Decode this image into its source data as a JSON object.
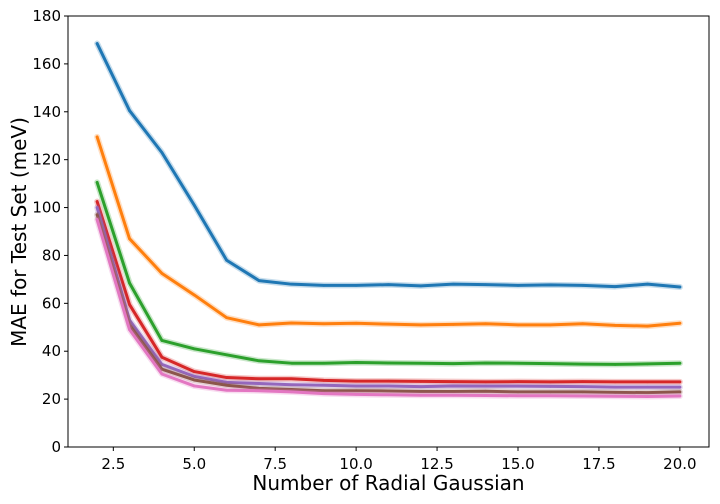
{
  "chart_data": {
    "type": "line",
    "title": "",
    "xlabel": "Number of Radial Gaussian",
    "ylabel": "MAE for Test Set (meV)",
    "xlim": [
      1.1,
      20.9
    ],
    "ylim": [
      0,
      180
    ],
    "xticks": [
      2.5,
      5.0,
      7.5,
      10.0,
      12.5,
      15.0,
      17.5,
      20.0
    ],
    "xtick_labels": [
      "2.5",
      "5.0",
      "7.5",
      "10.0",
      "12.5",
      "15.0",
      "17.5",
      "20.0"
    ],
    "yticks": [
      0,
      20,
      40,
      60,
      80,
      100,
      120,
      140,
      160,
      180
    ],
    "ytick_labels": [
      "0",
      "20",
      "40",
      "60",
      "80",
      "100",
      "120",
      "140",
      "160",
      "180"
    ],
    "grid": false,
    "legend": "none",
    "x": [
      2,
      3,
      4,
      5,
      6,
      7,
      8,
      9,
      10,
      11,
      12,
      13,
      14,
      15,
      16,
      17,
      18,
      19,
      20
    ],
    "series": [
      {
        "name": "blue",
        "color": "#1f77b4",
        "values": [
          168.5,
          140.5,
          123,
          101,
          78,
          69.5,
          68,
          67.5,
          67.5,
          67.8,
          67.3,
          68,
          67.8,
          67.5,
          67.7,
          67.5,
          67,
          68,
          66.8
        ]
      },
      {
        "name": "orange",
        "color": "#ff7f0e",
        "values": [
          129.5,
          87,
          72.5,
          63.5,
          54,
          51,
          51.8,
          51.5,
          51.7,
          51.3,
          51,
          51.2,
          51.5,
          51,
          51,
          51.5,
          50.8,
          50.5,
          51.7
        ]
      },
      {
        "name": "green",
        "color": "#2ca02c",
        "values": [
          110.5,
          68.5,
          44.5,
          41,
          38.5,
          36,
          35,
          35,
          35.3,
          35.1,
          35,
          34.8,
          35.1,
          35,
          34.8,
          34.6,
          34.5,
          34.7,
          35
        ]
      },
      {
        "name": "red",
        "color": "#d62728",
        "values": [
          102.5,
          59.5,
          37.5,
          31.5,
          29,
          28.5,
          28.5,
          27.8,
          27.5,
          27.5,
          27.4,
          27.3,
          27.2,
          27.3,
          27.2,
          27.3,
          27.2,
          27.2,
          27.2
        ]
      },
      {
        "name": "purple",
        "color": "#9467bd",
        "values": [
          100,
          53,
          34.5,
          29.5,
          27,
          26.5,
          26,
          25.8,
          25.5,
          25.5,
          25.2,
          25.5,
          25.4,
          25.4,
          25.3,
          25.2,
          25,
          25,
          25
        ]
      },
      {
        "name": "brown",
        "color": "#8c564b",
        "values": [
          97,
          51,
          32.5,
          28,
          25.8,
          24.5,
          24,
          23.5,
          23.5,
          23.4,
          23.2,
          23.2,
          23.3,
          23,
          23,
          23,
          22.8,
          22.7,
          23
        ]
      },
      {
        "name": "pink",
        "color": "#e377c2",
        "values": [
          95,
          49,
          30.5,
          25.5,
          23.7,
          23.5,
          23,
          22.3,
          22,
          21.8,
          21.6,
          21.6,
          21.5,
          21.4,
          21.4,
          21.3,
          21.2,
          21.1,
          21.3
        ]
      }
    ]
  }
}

Given exercise: Omit the pictures and output all of the other material exactly.

Output:
Decode this image into its source data as a JSON object.
{
  "chart_data": {
    "type": "line",
    "title": "",
    "xlabel": "Number of Radial Gaussian",
    "ylabel": "MAE for Test Set (meV)",
    "xlim": [
      1.1,
      20.9
    ],
    "ylim": [
      0,
      180
    ],
    "xticks": [
      2.5,
      5.0,
      7.5,
      10.0,
      12.5,
      15.0,
      17.5,
      20.0
    ],
    "xtick_labels": [
      "2.5",
      "5.0",
      "7.5",
      "10.0",
      "12.5",
      "15.0",
      "17.5",
      "20.0"
    ],
    "yticks": [
      0,
      20,
      40,
      60,
      80,
      100,
      120,
      140,
      160,
      180
    ],
    "ytick_labels": [
      "0",
      "20",
      "40",
      "60",
      "80",
      "100",
      "120",
      "140",
      "160",
      "180"
    ],
    "grid": false,
    "legend": "none",
    "x": [
      2,
      3,
      4,
      5,
      6,
      7,
      8,
      9,
      10,
      11,
      12,
      13,
      14,
      15,
      16,
      17,
      18,
      19,
      20
    ],
    "series": [
      {
        "name": "blue",
        "color": "#1f77b4",
        "values": [
          168.5,
          140.5,
          123,
          101,
          78,
          69.5,
          68,
          67.5,
          67.5,
          67.8,
          67.3,
          68,
          67.8,
          67.5,
          67.7,
          67.5,
          67,
          68,
          66.8
        ]
      },
      {
        "name": "orange",
        "color": "#ff7f0e",
        "values": [
          129.5,
          87,
          72.5,
          63.5,
          54,
          51,
          51.8,
          51.5,
          51.7,
          51.3,
          51,
          51.2,
          51.5,
          51,
          51,
          51.5,
          50.8,
          50.5,
          51.7
        ]
      },
      {
        "name": "green",
        "color": "#2ca02c",
        "values": [
          110.5,
          68.5,
          44.5,
          41,
          38.5,
          36,
          35,
          35,
          35.3,
          35.1,
          35,
          34.8,
          35.1,
          35,
          34.8,
          34.6,
          34.5,
          34.7,
          35
        ]
      },
      {
        "name": "red",
        "color": "#d62728",
        "values": [
          102.5,
          59.5,
          37.5,
          31.5,
          29,
          28.5,
          28.5,
          27.8,
          27.5,
          27.5,
          27.4,
          27.3,
          27.2,
          27.3,
          27.2,
          27.3,
          27.2,
          27.2,
          27.2
        ]
      },
      {
        "name": "purple",
        "color": "#9467bd",
        "values": [
          100,
          53,
          34.5,
          29.5,
          27,
          26.5,
          26,
          25.8,
          25.5,
          25.5,
          25.2,
          25.5,
          25.4,
          25.4,
          25.3,
          25.2,
          25,
          25,
          25
        ]
      },
      {
        "name": "brown",
        "color": "#8c564b",
        "values": [
          97,
          51,
          32.5,
          28,
          25.8,
          24.5,
          24,
          23.5,
          23.5,
          23.4,
          23.2,
          23.2,
          23.3,
          23,
          23,
          23,
          22.8,
          22.7,
          23
        ]
      },
      {
        "name": "pink",
        "color": "#e377c2",
        "values": [
          95,
          49,
          30.5,
          25.5,
          23.7,
          23.5,
          23,
          22.3,
          22,
          21.8,
          21.6,
          21.6,
          21.5,
          21.4,
          21.4,
          21.3,
          21.2,
          21.1,
          21.3
        ]
      }
    ]
  }
}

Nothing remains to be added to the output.